Write the next part of the "Bordering on Complete Sanity" column, starting right after its last line, "Like the Reader's back. Sort of."

Document segment:
↓↓↓

Bordering on Complete Sanity

Crazy Ideas For Our Times

By Sandy Compton
For SPR

The theme song for “Welcome Back Kotter” has run through my head all week. If you remember the show, you a.) are likely getting old and b.) had questionable taste in television at least sometime in your life. “Welcome Back” showed when The Boss recorded “57 Channels and Nothin’ On.”
Now there are 570 channels-plus, and less on, but we’ll save television for another moment.

If you don’t remember the show, you may be a.) too young, b.) old enough to forget, or c.) someone who didn’t watch television in the ‘70s, ‘80s or whenever.

In the series, Kotter was a guy who returned to his high school alma mater as a teacher and had John Travolta in his class. It was that long ago. Kotter himself was sort of a screw-up in school, but he managed to get his act together, get a teaching degree and was now back.

Like the Reader’s back. Sort of.

↑↑↑

Dataset records:
↓↓↓

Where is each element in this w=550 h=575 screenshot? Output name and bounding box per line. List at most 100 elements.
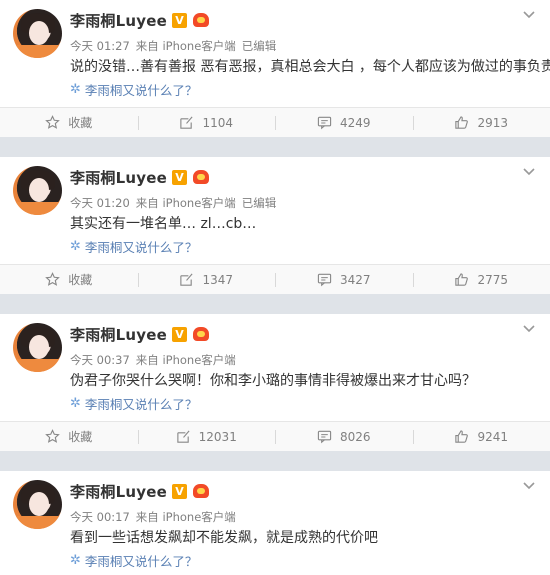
post-separator [0,451,550,459]
topic-sparkle-icon: ✲ [70,396,81,411]
avatar[interactable] [13,166,62,215]
repost-button[interactable]: 1347 [137,265,276,294]
verified-badge-icon: V [171,169,187,185]
repost-count: 1347 [202,272,234,287]
action-bar: 收藏 12031 8026 9241 [0,421,550,451]
chevron-down-icon[interactable] [522,481,536,491]
favorite-button[interactable]: 收藏 [0,422,138,451]
favorite-label: 收藏 [68,430,93,444]
verified-badge-icon: V [171,12,187,28]
favorite-label: 收藏 [68,273,93,287]
comment-count: 3427 [339,272,371,287]
repost-button[interactable]: 1104 [137,108,276,137]
topic-sparkle-icon: ✲ [70,553,81,568]
weibo-feed: 李雨桐Luyee V 今天 01:27 来自 iPhone客户端 已编辑 说的没… [0,0,550,575]
comment-count: 4249 [339,115,371,130]
topic-tag[interactable]: ✲ 李雨桐又说什么了？ [70,551,197,570]
post-source: 来自 iPhone客户端 [135,510,236,524]
post-time[interactable]: 今天 00:37 [70,352,130,368]
avatar[interactable] [13,9,62,58]
avatar[interactable] [13,480,62,529]
topic-tag[interactable]: ✲ 李雨桐又说什么了？ [70,80,197,99]
post-body: 李雨桐Luyee V 今天 01:20 来自 iPhone客户端 已编辑 其实还… [0,157,550,264]
name-row: 李雨桐Luyee V [70,10,210,30]
repost-icon [176,430,190,443]
thumbs-up-icon [455,430,469,443]
comment-icon [317,430,332,444]
star-icon [45,429,61,443]
post-time[interactable]: 今天 01:20 [70,195,130,211]
like-button[interactable]: 2775 [412,265,550,294]
user-name[interactable]: 李雨桐Luyee [70,481,167,502]
post-separator [0,137,550,145]
post-source: 来自 iPhone客户端 [135,196,236,210]
topic-tag-label[interactable]: 李雨桐又说什么了？ [85,80,198,99]
avatar[interactable] [13,323,62,372]
post-text: 说的没错…善有善报 恶有恶报，真相总会大白 ，每个人都应该为做过的事负责 [70,59,550,75]
star-icon [45,272,61,286]
repost-icon [180,116,194,129]
vip-crown-icon [192,326,210,342]
like-button[interactable]: 2913 [412,108,550,137]
post-source: 来自 iPhone客户端 [135,353,236,367]
user-name[interactable]: 李雨桐Luyee [70,10,167,31]
post-source: 来自 iPhone客户端 [135,39,236,53]
comment-button[interactable]: 8026 [275,422,413,451]
chevron-down-icon[interactable] [522,10,536,20]
favorite-label: 收藏 [68,116,93,130]
like-count: 2913 [477,115,509,130]
post-card: 李雨桐Luyee V 今天 00:37 来自 iPhone客户端 伪君子你哭什么… [0,314,550,451]
post-card: 李雨桐Luyee V 今天 00:17 来自 iPhone客户端 看到一些话想发… [0,471,550,575]
topic-sparkle-icon: ✲ [70,82,81,97]
user-name[interactable]: 李雨桐Luyee [70,324,167,345]
star-icon [45,115,61,129]
favorite-button[interactable]: 收藏 [0,265,138,294]
topic-tag-label[interactable]: 李雨桐又说什么了？ [85,237,198,256]
repost-icon [180,273,194,286]
comment-button[interactable]: 4249 [275,108,413,137]
name-row: 李雨桐Luyee V [70,481,210,501]
vip-crown-icon [192,12,210,28]
post-card: 李雨桐Luyee V 今天 01:27 来自 iPhone客户端 已编辑 说的没… [0,0,550,137]
post-meta: 今天 00:37 来自 iPhone客户端 [70,352,236,368]
topic-sparkle-icon: ✲ [70,239,81,254]
topic-tag[interactable]: ✲ 李雨桐又说什么了？ [70,394,197,413]
comment-icon [317,273,332,287]
post-text: 看到一些话想发飙却不能发飙，就是成熟的代价吧 [70,530,378,546]
name-row: 李雨桐Luyee V [70,324,210,344]
post-text: 其实还有一堆名单… zl…cb… [70,216,257,232]
post-body: 李雨桐Luyee V 今天 00:17 来自 iPhone客户端 看到一些话想发… [0,471,550,575]
post-meta: 今天 00:17 来自 iPhone客户端 [70,509,236,525]
like-count: 2775 [477,272,509,287]
repost-count: 12031 [198,429,237,444]
name-row: 李雨桐Luyee V [70,167,210,187]
repost-count: 1104 [202,115,234,130]
vip-crown-icon [192,169,210,185]
verified-badge-icon: V [171,326,187,342]
comment-button[interactable]: 3427 [275,265,413,294]
favorite-button[interactable]: 收藏 [0,108,138,137]
like-button[interactable]: 9241 [412,422,550,451]
edited-label[interactable]: 已编辑 [242,38,277,54]
post-text: 伪君子你哭什么哭啊！你和李小璐的事情非得被爆出来才甘心吗？ [70,373,476,389]
post-body: 李雨桐Luyee V 今天 01:27 来自 iPhone客户端 已编辑 说的没… [0,0,550,107]
comment-count: 8026 [339,429,371,444]
post-time[interactable]: 今天 00:17 [70,509,130,525]
post-meta: 今天 01:27 来自 iPhone客户端 已编辑 [70,38,276,54]
user-name[interactable]: 李雨桐Luyee [70,167,167,188]
verified-badge-icon: V [171,483,187,499]
thumbs-up-icon [455,116,469,129]
repost-button[interactable]: 12031 [137,422,276,451]
chevron-down-icon[interactable] [522,167,536,177]
vip-crown-icon [192,483,210,499]
topic-tag-label[interactable]: 李雨桐又说什么了？ [85,551,198,570]
topic-tag-label[interactable]: 李雨桐又说什么了？ [85,394,198,413]
chevron-down-icon[interactable] [522,324,536,334]
action-bar: 收藏 1347 3427 2775 [0,264,550,294]
topic-tag[interactable]: ✲ 李雨桐又说什么了？ [70,237,197,256]
post-time[interactable]: 今天 01:27 [70,38,130,54]
post-card: 李雨桐Luyee V 今天 01:20 来自 iPhone客户端 已编辑 其实还… [0,157,550,294]
action-bar: 收藏 1104 4249 2913 [0,107,550,137]
edited-label[interactable]: 已编辑 [242,195,277,211]
post-separator [0,294,550,302]
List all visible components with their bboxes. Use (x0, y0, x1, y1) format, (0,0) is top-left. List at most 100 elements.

↑↑↑

Final result:
What this has to do with the return of the Reader, I’m not sure, but if I thought about it long enough, I could probably draw some parallels. So, I won’t.

Somehow, I’ve managed to talk Olson and Rasmusson into allowing me to write an occasional column for the new Reader. Like I need the money. (You do not know how funny that is!)

OK, I need the practice. Writers always need practice.

I also need a new focus. I’ve been writing The Scenic Route for about as long as “Welcome Back Kotter” has been off the air (although, with 570 channels-plus, I’m sure it’s in syndication somewhere). So, I came up with a new name, which may win—temporarily, at least—new readers—for me and the Reader. Readers for the Reader. I like it.

I confess. I don’t live in Sandpoint. But I hang out here a lot. I live, instead, on the verge, the edge, the facing pages, the border of Idaho and Montana. I also live between Hope and Paradise, but we will save that for another moment, also.

The place I live is sort of a crazy place to live. But, it’s not completely crazy. Nor is it completely sane. It’s on the border.

Double entendrés aside, the name came to me in a moment of despera . . . I mean a flash of creative insight—as necessity is to invention, desperation is to creative insight—and I quickly wrote it down.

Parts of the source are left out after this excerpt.